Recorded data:
***

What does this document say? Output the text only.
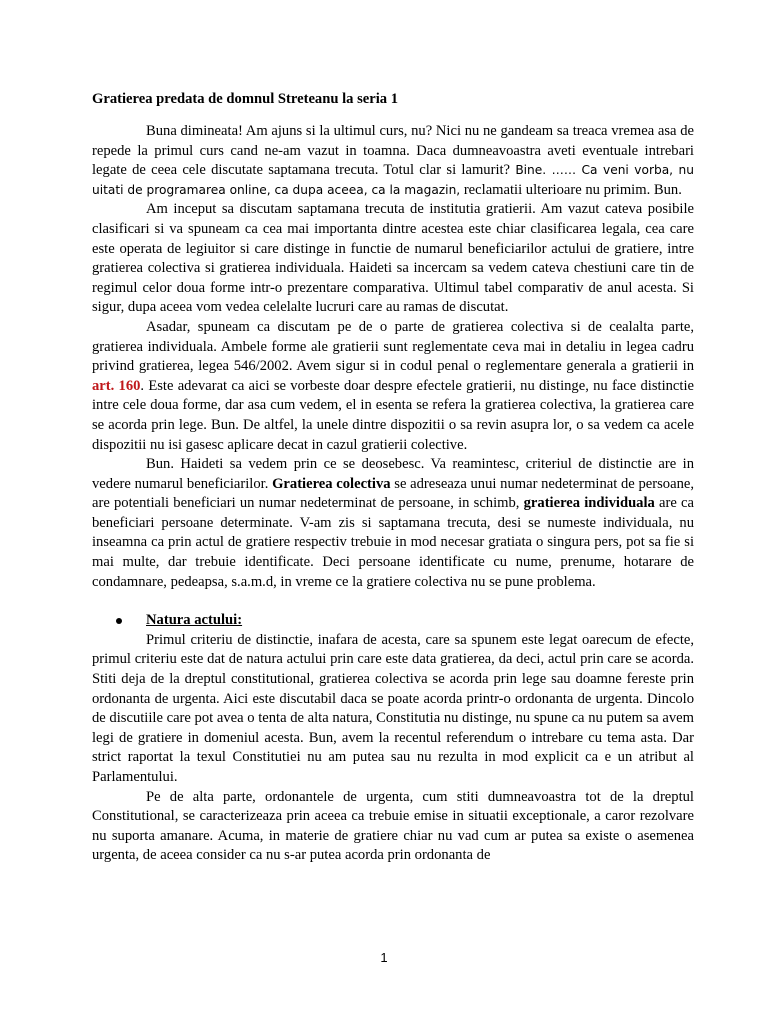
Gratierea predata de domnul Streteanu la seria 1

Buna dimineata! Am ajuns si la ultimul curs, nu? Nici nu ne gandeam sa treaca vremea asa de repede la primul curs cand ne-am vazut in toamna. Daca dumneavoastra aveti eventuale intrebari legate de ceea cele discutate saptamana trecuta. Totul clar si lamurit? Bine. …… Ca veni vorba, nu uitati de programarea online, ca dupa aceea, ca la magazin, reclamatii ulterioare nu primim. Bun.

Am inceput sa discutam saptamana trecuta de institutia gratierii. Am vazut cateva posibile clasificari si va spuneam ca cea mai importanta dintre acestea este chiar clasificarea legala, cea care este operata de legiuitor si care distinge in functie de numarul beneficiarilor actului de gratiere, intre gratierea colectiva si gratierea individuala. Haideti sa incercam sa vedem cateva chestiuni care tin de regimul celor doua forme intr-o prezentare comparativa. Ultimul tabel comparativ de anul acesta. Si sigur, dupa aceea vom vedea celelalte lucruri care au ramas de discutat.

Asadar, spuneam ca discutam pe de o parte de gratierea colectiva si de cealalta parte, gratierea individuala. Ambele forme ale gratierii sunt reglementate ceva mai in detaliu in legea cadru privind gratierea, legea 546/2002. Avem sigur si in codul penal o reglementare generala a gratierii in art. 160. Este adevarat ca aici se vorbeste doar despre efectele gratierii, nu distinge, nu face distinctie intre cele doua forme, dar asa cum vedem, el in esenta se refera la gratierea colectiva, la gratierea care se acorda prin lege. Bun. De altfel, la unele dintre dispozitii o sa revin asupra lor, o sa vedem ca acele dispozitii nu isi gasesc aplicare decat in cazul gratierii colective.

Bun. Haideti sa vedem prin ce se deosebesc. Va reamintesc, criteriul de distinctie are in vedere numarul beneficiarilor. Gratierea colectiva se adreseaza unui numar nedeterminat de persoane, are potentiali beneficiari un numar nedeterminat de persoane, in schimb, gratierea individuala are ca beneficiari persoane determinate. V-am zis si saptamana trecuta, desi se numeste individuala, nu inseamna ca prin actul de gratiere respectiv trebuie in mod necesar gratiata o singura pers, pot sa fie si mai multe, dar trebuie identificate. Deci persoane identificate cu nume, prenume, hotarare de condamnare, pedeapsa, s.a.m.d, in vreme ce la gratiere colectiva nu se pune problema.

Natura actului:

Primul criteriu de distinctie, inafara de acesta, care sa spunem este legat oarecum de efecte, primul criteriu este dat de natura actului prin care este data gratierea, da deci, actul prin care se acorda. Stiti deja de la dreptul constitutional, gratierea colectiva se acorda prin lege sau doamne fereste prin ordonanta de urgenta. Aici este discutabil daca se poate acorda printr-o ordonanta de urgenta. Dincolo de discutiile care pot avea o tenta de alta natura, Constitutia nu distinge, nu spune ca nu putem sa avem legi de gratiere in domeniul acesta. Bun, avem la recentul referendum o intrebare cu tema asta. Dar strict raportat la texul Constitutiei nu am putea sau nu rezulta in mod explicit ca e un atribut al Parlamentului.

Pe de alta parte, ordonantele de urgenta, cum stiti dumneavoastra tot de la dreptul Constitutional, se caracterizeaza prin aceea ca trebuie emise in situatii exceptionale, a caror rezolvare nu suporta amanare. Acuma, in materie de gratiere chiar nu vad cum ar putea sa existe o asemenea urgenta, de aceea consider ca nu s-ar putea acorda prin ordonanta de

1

***

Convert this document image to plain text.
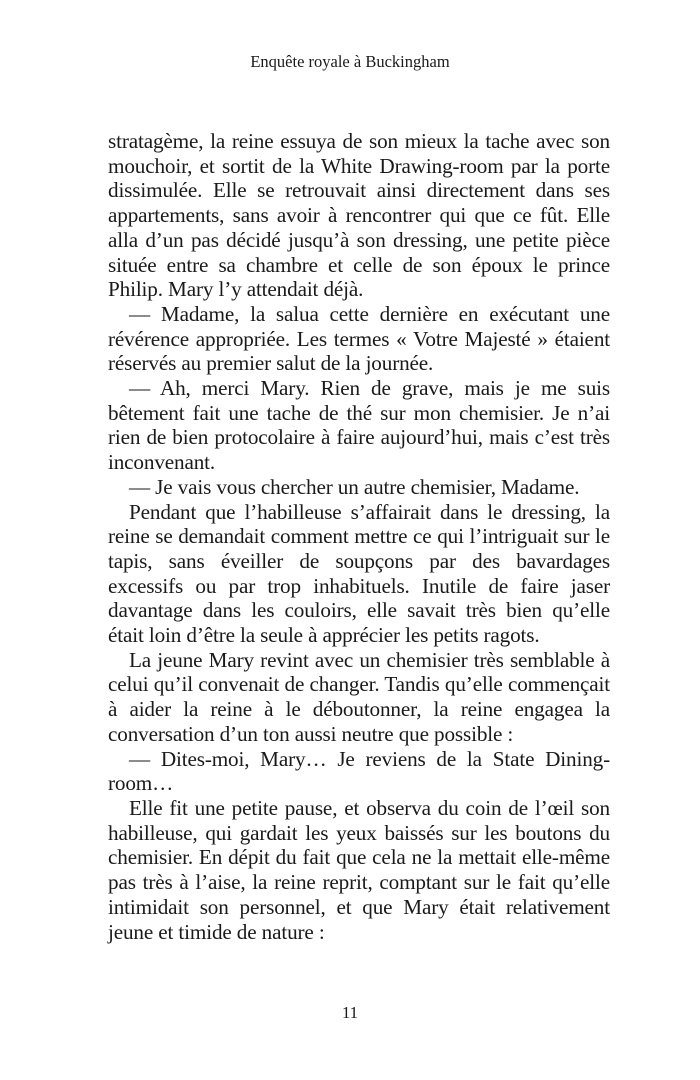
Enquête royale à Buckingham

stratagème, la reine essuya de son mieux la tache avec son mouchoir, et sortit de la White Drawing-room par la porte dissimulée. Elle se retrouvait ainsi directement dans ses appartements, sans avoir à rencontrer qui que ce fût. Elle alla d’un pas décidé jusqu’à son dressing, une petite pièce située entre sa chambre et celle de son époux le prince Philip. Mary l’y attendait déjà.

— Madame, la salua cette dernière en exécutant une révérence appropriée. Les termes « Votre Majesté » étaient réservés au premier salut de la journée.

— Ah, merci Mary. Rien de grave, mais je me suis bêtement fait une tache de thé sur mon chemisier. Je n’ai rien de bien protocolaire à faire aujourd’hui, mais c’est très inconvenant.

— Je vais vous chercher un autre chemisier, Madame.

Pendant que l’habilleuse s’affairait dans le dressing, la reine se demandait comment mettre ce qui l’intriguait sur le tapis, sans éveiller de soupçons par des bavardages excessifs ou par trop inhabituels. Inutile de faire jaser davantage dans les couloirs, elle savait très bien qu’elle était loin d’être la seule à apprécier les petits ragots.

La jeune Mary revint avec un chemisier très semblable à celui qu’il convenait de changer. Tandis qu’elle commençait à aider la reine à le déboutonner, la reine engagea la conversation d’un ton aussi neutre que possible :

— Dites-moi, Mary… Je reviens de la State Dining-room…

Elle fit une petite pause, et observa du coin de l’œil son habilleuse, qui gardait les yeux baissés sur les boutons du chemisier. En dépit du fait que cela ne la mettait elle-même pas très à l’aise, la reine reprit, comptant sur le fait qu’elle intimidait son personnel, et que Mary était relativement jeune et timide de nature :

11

***

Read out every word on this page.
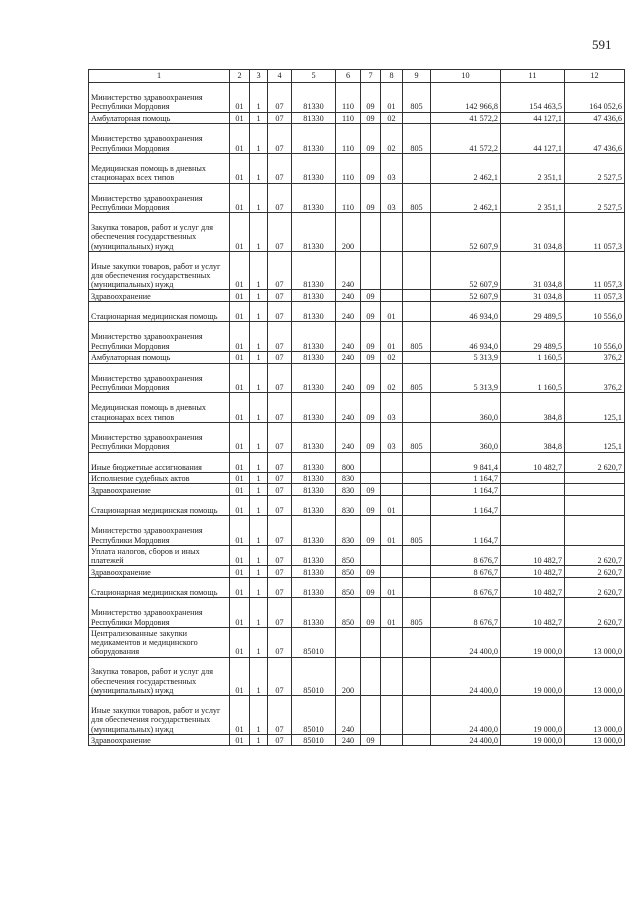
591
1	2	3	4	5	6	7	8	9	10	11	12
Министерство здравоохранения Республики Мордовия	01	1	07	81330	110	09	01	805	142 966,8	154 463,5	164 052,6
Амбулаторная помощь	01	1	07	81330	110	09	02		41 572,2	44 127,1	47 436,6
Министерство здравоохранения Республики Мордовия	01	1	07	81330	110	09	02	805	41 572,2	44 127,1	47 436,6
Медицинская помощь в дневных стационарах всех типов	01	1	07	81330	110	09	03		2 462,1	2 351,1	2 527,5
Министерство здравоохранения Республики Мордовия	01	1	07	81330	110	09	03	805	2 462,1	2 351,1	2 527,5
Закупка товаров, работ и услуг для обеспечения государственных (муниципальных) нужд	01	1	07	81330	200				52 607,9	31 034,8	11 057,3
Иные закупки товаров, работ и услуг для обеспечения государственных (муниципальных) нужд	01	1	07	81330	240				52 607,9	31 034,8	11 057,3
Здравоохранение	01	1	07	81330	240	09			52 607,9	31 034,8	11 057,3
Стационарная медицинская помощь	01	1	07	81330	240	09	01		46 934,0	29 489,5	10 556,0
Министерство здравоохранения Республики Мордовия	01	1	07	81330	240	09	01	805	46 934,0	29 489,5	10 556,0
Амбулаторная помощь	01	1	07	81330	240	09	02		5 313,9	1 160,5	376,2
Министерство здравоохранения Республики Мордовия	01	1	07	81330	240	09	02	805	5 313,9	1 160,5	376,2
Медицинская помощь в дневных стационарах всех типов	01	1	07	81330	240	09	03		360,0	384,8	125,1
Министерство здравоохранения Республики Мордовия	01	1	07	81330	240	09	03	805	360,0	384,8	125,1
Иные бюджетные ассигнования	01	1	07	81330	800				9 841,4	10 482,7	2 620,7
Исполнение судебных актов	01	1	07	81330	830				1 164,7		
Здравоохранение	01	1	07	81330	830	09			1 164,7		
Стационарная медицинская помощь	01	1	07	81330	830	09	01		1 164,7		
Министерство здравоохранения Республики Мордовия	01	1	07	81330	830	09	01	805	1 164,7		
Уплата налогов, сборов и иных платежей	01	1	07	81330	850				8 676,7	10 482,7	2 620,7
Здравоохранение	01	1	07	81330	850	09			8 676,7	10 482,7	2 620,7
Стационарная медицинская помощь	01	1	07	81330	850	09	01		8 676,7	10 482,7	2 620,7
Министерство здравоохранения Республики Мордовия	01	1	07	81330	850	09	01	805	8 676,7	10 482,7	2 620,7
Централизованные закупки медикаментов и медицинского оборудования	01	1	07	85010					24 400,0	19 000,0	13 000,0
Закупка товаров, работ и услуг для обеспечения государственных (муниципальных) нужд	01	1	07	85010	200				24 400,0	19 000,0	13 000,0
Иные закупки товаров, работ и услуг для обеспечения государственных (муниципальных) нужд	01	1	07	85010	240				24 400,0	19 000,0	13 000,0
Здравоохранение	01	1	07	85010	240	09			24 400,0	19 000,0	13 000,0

***

■ **EXERCISE PROMPT**: Extract every line containing the string "стационарах" from the material.

■ **RESPONSE BELOW**:
Медицинская помощь в дневных стационарах всех типов	01	1	07	81330	110	09	03		2 462,1	2 351,1	2 527,5
Медицинская помощь в дневных стационарах всех типов	01	1	07	81330	240	09	03		360,0	384,8	125,1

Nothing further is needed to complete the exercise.